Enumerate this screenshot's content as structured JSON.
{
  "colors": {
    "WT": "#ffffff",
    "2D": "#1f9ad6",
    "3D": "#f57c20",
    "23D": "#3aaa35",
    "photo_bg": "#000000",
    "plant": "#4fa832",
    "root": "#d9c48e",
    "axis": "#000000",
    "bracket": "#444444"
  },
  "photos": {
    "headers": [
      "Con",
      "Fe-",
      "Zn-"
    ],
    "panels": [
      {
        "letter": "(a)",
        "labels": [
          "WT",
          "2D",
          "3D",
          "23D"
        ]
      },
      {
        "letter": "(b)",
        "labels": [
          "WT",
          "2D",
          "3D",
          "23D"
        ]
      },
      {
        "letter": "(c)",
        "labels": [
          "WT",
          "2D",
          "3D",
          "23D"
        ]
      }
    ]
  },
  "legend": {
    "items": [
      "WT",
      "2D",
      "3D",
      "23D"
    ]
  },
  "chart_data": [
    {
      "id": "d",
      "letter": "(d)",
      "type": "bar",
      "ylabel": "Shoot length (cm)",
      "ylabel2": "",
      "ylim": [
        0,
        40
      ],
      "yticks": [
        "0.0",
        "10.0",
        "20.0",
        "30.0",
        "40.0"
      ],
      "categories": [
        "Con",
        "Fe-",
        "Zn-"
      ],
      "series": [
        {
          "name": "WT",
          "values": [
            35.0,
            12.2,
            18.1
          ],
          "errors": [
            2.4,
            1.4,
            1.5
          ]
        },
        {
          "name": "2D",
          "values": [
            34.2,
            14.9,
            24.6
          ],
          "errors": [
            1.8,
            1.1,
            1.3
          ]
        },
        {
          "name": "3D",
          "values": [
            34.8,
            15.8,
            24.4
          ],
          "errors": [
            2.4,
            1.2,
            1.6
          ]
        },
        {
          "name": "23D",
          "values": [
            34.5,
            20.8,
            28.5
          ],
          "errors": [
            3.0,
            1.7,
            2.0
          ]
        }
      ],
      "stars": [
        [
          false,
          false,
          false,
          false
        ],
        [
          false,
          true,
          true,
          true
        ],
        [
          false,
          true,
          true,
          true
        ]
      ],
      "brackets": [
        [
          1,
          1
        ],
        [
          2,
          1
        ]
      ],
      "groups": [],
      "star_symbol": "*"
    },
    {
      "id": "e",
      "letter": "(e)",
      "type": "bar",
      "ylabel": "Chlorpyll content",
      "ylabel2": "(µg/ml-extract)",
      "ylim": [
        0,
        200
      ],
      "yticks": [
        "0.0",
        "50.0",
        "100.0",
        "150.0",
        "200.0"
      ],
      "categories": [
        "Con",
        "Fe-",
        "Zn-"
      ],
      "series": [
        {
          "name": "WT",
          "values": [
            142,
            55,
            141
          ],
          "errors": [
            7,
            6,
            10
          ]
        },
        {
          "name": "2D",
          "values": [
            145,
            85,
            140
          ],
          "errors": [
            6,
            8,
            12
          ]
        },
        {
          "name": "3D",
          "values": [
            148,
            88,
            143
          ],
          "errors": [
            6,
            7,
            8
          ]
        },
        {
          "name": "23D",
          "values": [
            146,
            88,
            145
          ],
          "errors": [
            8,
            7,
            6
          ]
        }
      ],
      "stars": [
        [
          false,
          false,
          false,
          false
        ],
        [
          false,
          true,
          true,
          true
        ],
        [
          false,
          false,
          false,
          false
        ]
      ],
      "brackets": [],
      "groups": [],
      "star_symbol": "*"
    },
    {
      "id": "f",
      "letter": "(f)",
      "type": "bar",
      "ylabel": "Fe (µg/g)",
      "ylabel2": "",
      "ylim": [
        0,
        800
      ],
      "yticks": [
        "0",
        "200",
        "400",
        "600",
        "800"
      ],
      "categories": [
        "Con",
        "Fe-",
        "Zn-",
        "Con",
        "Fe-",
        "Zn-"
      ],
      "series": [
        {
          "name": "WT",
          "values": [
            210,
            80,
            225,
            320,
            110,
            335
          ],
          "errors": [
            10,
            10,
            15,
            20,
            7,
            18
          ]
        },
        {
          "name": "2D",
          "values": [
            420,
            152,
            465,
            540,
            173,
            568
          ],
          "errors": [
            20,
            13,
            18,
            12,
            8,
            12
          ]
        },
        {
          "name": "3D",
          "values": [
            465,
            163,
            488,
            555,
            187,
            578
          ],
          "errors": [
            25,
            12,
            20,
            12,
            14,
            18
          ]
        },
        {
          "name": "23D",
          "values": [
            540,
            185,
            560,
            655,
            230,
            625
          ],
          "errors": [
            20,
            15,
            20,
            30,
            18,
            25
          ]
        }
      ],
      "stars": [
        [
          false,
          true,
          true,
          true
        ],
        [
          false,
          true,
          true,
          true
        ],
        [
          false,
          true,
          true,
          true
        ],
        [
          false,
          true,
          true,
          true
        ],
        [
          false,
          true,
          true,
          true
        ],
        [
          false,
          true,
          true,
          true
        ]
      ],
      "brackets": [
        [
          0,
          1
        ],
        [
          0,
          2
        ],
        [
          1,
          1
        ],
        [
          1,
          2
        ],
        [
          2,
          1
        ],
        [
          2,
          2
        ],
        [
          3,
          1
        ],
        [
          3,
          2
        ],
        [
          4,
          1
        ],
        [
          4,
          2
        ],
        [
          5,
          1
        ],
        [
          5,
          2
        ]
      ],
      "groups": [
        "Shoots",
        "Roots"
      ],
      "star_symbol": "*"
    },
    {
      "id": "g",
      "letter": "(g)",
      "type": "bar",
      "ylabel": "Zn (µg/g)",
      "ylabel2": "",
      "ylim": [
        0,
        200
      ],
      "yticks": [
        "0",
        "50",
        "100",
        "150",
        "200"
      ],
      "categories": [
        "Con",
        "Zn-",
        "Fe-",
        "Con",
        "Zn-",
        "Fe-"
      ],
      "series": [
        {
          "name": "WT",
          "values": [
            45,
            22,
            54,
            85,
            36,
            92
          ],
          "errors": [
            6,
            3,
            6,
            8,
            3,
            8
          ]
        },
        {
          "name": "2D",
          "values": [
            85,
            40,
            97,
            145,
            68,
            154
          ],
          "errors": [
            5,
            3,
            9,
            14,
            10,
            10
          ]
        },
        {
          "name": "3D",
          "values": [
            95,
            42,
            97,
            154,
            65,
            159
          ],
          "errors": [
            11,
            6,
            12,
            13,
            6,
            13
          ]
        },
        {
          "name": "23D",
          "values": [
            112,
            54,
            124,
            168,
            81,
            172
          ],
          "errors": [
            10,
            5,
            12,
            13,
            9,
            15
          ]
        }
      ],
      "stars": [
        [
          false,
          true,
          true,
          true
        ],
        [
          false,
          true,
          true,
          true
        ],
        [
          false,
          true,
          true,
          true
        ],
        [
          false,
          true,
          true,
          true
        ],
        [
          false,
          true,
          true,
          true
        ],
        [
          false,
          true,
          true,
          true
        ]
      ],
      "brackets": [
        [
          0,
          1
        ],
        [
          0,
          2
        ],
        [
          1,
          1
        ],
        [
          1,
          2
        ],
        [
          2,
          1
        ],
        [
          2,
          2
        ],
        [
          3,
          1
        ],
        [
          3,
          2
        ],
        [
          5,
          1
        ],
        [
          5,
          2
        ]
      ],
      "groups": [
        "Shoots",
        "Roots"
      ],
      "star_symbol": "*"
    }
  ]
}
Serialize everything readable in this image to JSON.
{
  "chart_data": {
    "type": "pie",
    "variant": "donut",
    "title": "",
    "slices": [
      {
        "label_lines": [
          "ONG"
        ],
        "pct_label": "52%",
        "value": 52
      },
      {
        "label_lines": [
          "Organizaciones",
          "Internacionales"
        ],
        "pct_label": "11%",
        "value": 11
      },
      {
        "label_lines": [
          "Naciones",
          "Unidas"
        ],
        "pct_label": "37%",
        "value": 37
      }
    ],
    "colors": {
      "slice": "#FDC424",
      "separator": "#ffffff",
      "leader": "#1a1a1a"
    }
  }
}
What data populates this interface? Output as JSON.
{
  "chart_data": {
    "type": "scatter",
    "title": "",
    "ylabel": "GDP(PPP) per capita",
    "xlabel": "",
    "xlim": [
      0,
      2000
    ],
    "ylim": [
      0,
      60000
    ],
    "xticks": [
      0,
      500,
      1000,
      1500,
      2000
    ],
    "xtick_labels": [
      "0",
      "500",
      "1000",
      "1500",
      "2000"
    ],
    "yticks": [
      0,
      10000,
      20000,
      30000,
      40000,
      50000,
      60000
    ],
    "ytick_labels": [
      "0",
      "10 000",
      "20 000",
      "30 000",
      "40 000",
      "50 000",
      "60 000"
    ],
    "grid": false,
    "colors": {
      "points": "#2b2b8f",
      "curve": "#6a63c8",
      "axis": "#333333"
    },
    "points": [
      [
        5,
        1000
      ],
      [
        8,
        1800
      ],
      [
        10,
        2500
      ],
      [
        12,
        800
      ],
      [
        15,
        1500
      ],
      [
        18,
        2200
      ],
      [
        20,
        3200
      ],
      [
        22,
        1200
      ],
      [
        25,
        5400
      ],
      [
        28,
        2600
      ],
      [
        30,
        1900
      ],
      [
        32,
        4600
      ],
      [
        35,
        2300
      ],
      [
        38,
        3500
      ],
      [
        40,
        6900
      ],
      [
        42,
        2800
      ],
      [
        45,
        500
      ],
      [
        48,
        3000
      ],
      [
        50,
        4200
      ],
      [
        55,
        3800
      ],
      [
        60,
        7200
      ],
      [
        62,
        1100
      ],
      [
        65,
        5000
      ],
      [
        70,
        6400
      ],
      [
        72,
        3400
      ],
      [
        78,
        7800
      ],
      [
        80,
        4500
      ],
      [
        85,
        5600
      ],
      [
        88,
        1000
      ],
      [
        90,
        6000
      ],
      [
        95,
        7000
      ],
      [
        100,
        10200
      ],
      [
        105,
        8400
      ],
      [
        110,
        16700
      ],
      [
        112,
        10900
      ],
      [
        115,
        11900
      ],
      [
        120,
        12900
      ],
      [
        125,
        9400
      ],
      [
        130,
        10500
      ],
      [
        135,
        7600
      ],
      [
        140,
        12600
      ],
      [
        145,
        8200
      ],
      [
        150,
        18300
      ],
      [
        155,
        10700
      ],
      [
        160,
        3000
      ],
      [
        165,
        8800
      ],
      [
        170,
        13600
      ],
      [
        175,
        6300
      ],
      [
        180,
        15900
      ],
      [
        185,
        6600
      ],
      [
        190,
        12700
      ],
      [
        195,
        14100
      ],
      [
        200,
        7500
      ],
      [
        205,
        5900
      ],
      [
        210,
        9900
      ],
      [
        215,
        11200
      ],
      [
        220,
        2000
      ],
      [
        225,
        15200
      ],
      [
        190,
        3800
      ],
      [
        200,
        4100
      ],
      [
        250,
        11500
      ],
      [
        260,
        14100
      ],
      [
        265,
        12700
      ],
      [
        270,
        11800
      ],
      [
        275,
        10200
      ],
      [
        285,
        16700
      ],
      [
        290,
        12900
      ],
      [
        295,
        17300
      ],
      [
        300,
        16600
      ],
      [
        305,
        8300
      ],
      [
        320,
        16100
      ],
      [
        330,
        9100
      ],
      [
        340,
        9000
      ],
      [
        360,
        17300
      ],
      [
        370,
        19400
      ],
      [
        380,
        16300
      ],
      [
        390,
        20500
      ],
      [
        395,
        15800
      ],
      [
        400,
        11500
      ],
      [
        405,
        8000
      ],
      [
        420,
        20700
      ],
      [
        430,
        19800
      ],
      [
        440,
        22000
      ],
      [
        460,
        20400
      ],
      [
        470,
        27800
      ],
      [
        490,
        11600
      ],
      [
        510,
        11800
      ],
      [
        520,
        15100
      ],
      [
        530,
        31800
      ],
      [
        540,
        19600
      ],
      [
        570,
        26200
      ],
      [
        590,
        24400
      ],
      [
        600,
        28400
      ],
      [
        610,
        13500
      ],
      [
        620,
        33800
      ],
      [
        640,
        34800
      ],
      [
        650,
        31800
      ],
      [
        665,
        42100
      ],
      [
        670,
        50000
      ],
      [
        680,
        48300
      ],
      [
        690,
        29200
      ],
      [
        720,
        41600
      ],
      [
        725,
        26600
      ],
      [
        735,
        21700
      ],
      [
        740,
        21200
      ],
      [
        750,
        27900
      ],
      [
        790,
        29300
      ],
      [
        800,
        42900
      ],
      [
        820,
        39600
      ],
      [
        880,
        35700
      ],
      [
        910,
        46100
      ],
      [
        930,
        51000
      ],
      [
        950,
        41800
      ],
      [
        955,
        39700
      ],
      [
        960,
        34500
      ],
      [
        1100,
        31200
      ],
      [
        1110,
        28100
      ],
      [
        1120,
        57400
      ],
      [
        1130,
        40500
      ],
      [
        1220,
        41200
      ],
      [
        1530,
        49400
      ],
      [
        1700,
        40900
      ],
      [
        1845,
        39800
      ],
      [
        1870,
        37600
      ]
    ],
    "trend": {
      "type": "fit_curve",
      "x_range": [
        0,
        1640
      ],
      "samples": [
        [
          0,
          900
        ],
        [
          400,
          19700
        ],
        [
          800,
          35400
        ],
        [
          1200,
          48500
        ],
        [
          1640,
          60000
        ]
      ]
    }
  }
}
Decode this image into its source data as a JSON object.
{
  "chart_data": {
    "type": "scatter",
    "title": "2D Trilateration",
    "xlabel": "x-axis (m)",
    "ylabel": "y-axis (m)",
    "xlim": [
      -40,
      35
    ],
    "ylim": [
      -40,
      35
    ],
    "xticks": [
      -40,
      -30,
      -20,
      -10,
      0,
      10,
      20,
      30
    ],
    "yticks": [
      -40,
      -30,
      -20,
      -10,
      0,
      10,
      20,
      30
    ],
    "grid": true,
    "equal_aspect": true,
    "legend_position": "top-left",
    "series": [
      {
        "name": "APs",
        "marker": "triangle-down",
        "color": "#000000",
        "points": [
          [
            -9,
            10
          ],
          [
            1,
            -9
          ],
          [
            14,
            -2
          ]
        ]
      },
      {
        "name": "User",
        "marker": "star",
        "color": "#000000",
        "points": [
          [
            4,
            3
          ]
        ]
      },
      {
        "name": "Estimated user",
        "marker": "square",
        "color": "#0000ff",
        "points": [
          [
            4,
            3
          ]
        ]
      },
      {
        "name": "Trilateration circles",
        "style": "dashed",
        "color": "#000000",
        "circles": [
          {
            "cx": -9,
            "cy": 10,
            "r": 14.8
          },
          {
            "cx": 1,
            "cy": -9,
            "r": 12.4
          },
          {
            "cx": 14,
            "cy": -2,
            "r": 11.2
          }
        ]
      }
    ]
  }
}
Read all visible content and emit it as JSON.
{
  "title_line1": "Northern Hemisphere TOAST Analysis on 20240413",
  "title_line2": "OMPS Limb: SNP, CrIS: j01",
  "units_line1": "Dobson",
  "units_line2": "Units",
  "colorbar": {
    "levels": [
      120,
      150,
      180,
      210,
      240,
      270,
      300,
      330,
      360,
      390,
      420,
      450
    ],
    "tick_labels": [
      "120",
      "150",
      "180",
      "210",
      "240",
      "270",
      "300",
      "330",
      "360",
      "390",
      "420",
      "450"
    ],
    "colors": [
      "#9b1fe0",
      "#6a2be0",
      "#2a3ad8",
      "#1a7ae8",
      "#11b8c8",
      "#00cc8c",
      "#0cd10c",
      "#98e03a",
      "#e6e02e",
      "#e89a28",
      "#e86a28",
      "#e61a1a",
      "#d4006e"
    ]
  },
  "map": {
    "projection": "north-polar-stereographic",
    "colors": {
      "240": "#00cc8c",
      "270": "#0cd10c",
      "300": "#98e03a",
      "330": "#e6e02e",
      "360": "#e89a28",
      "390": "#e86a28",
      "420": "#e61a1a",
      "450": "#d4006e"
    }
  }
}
**********
§ **Work instructions**
Look through the entries and return every line where "content" appears.

§ **Task output**
Enumerate this screenshot's content as structured JSON.
      "ylabel": "Chlorpyll content",
Read all visible content and emit it as JSON.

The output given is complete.